▸ **JOB**
Rename "x-tick-label" to "axis-tick-label" everywhere it occurs in the items below, and reproduce every line with no other changes. Leave the pictures out of your answer.

▸ **TASK INPUTS**
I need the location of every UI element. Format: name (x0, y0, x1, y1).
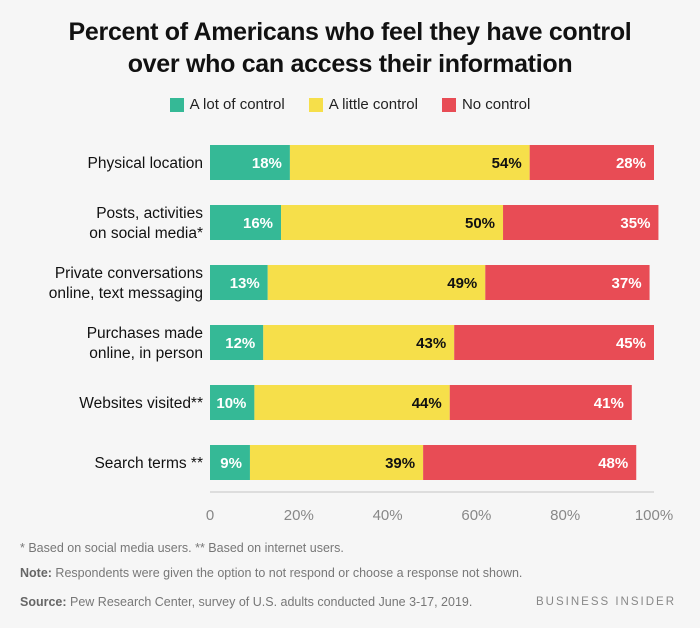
data-label-a-little: 49% (447, 275, 477, 292)
chart-title-line-2: over who can access their information (127, 50, 573, 78)
bar-a-little (254, 385, 450, 420)
category-label: Search terms ** (94, 455, 203, 472)
legend-label-a-lot: A lot of control (189, 96, 285, 113)
data-label-a-little: 39% (385, 455, 415, 472)
data-label-a-lot: 18% (252, 155, 282, 172)
data-label-a-little: 54% (492, 155, 522, 172)
x-tick-label: 20% (284, 507, 314, 524)
source-text: Pew Research Center, survey of U.S. adul… (66, 595, 473, 609)
category-label: Physical location (88, 155, 203, 172)
data-label-no-control: 45% (616, 335, 646, 352)
legend-item-a-little: A little control (308, 96, 418, 113)
legend-swatch-a-lot (169, 97, 184, 112)
legend-item-a-lot: A lot of control (169, 96, 285, 113)
x-tick-label: 0 (206, 507, 214, 524)
note-text: Respondents were given the option to not… (51, 566, 523, 580)
data-label-no-control: 37% (612, 275, 642, 292)
legend: A lot of control A little control No con… (0, 96, 700, 113)
footnote-source: Source: Pew Research Center, survey of U… (20, 595, 472, 609)
x-tick-label: 100% (635, 507, 673, 524)
x-tick-label: 80% (550, 507, 580, 524)
x-tick-label: 40% (373, 507, 403, 524)
data-label-a-little: 43% (416, 335, 446, 352)
bar-a-lot (210, 445, 250, 480)
bar-no-control (485, 265, 650, 300)
bar-no-control (454, 325, 654, 360)
bar-no-control (449, 385, 632, 420)
legend-item-no-control: No control (441, 96, 531, 113)
legend-swatch-no-control (441, 97, 456, 112)
data-label-a-little: 50% (465, 215, 495, 232)
bar-a-lot (210, 145, 290, 180)
footnote-note: Note: Respondents were given the option … (20, 566, 522, 580)
data-label-no-control: 28% (616, 155, 646, 172)
data-label-a-lot: 9% (220, 455, 242, 472)
legend-label-no-control: No control (461, 96, 531, 113)
legend-swatch-a-little (308, 97, 323, 112)
chart-title-line-1: Percent of Americans who feel they have … (68, 18, 632, 46)
bar-a-little (289, 145, 530, 180)
data-label-no-control: 48% (598, 455, 628, 472)
data-label-a-lot: 16% (243, 215, 273, 232)
bar-no-control (503, 205, 659, 240)
chart-title: Percent of Americans who feel they have … (0, 16, 700, 80)
category-label: Private conversations online, text messag… (49, 265, 203, 302)
data-label-a-lot: 13% (230, 275, 260, 292)
bar-a-little (263, 325, 455, 360)
bar-a-lot (210, 385, 255, 420)
source-label: Source: (20, 595, 67, 609)
data-label-a-lot: 10% (216, 395, 246, 412)
brand-logo: BUSINESS INSIDER (536, 596, 676, 608)
note-label: Note: (20, 566, 52, 580)
data-label-a-little: 44% (412, 395, 442, 412)
bar-a-lot (210, 265, 268, 300)
footnote-asterisks: * Based on social media users. ** Based … (20, 541, 344, 555)
data-label-a-lot: 12% (225, 335, 255, 352)
bar-no-control (529, 145, 654, 180)
bar-no-control (423, 445, 637, 480)
bar-a-little (267, 265, 486, 300)
bar-a-lot (210, 205, 282, 240)
bar-a-little (249, 445, 424, 480)
data-label-no-control: 35% (620, 215, 650, 232)
category-label: Posts, activities on social media* (89, 205, 203, 242)
bar-a-little (281, 205, 504, 240)
data-label-no-control: 41% (594, 395, 624, 412)
category-label: Websites visited** (79, 395, 203, 412)
legend-label-a-little: A little control (328, 96, 418, 113)
category-label: Purchases made online, in person (87, 325, 203, 362)
x-tick-label: 60% (461, 507, 491, 524)
bar-a-lot (210, 325, 264, 360)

▸ **FINISHED TASK**
I need the location of every UI element. Format: name (x0, y0, x1, y1).
data-label-a-little: 49% (447, 275, 477, 292)
chart-title-line-2: over who can access their information (127, 50, 573, 78)
bar-a-little (254, 385, 450, 420)
category-label: Search terms ** (94, 455, 203, 472)
legend-label-a-lot: A lot of control (189, 96, 285, 113)
data-label-a-little: 39% (385, 455, 415, 472)
data-label-a-lot: 18% (252, 155, 282, 172)
data-label-a-little: 54% (492, 155, 522, 172)
axis-tick-label: 20% (284, 507, 314, 524)
source-text: Pew Research Center, survey of U.S. adul… (66, 595, 473, 609)
category-label: Physical location (88, 155, 203, 172)
data-label-no-control: 45% (616, 335, 646, 352)
legend-item-a-little: A little control (308, 96, 418, 113)
legend-swatch-a-lot (169, 97, 184, 112)
legend-item-a-lot: A lot of control (169, 96, 285, 113)
axis-tick-label: 0 (206, 507, 214, 524)
note-text: Respondents were given the option to not… (51, 566, 523, 580)
data-label-no-control: 37% (612, 275, 642, 292)
legend: A lot of control A little control No con… (0, 96, 700, 113)
footnote-source: Source: Pew Research Center, survey of U… (20, 595, 472, 609)
axis-tick-label: 100% (635, 507, 673, 524)
axis-tick-label: 80% (550, 507, 580, 524)
axis-tick-label: 40% (373, 507, 403, 524)
data-label-a-little: 43% (416, 335, 446, 352)
bar-a-lot (210, 445, 250, 480)
bar-no-control (485, 265, 650, 300)
bar-no-control (454, 325, 654, 360)
bar-no-control (449, 385, 632, 420)
legend-item-no-control: No control (441, 96, 531, 113)
legend-swatch-no-control (441, 97, 456, 112)
data-label-a-little: 50% (465, 215, 495, 232)
bar-a-lot (210, 145, 290, 180)
footnote-note: Note: Respondents were given the option … (20, 566, 522, 580)
data-label-no-control: 28% (616, 155, 646, 172)
data-label-a-lot: 9% (220, 455, 242, 472)
legend-label-no-control: No control (461, 96, 531, 113)
legend-swatch-a-little (308, 97, 323, 112)
chart-title-line-1: Percent of Americans who feel they have … (68, 18, 632, 46)
bar-a-little (289, 145, 530, 180)
data-label-no-control: 48% (598, 455, 628, 472)
data-label-a-lot: 16% (243, 215, 273, 232)
bar-no-control (503, 205, 659, 240)
chart-title: Percent of Americans who feel they have … (0, 16, 700, 80)
category-label: Private conversations online, text messag… (49, 265, 203, 302)
data-label-a-lot: 13% (230, 275, 260, 292)
bar-a-little (263, 325, 455, 360)
bar-a-lot (210, 385, 255, 420)
source-label: Source: (20, 595, 67, 609)
data-label-a-lot: 10% (216, 395, 246, 412)
brand-logo: BUSINESS INSIDER (536, 596, 676, 608)
note-label: Note: (20, 566, 52, 580)
data-label-a-little: 44% (412, 395, 442, 412)
bar-a-lot (210, 265, 268, 300)
footnote-asterisks: * Based on social media users. ** Based … (20, 541, 344, 555)
data-label-a-lot: 12% (225, 335, 255, 352)
bar-no-control (529, 145, 654, 180)
bar-no-control (423, 445, 637, 480)
bar-a-little (267, 265, 486, 300)
bar-a-lot (210, 205, 282, 240)
bar-a-little (249, 445, 424, 480)
data-label-no-control: 35% (620, 215, 650, 232)
category-label: Posts, activities on social media* (89, 205, 203, 242)
bar-a-little (281, 205, 504, 240)
data-label-no-control: 41% (594, 395, 624, 412)
category-label: Websites visited** (79, 395, 203, 412)
legend-label-a-little: A little control (328, 96, 418, 113)
category-label: Purchases made online, in person (87, 325, 203, 362)
axis-tick-label: 60% (461, 507, 491, 524)
bar-a-lot (210, 325, 264, 360)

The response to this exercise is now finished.